==== GIVEN ENTRIES

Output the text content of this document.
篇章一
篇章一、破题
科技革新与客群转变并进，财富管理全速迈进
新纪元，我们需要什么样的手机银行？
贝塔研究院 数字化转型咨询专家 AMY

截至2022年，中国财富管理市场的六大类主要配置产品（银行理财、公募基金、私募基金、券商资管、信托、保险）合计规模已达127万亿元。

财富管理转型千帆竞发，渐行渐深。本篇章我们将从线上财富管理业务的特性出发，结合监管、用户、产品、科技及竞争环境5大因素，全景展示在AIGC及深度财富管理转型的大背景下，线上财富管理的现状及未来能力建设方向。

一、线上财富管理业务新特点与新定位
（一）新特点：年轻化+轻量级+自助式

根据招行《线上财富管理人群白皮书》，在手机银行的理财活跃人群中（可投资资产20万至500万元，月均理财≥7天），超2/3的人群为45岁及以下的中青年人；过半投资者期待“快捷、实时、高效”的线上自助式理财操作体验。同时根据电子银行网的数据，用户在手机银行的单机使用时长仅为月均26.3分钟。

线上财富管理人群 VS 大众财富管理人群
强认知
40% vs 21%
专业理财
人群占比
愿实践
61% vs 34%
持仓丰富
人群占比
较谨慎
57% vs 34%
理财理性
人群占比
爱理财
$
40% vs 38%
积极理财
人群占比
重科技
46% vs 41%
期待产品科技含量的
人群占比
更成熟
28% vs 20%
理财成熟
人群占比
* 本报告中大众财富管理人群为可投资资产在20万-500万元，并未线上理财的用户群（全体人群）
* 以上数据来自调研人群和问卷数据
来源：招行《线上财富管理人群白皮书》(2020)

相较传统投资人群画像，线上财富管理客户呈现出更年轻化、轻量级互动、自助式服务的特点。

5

========

| WHAT TO WORK ON |
Identify each line in the records above containing the word "线上财富管理人群白皮书"; copy those lines.

| EXERCISE SOLUTION |
根据招行《线上财富管理人群白皮书》，在手机银行的理财活跃人群中（可投资资产20万至500万元，月均理财≥7天），超2/3的人群为45岁及以下的中青年人；过半投资者期待“快捷、实时、高效”的线上自助式理财操作体验。同时根据电子银行网的数据，用户在手机银行的单机使用时长仅为月均26.3分钟。
来源：招行《线上财富管理人群白皮书》(2020)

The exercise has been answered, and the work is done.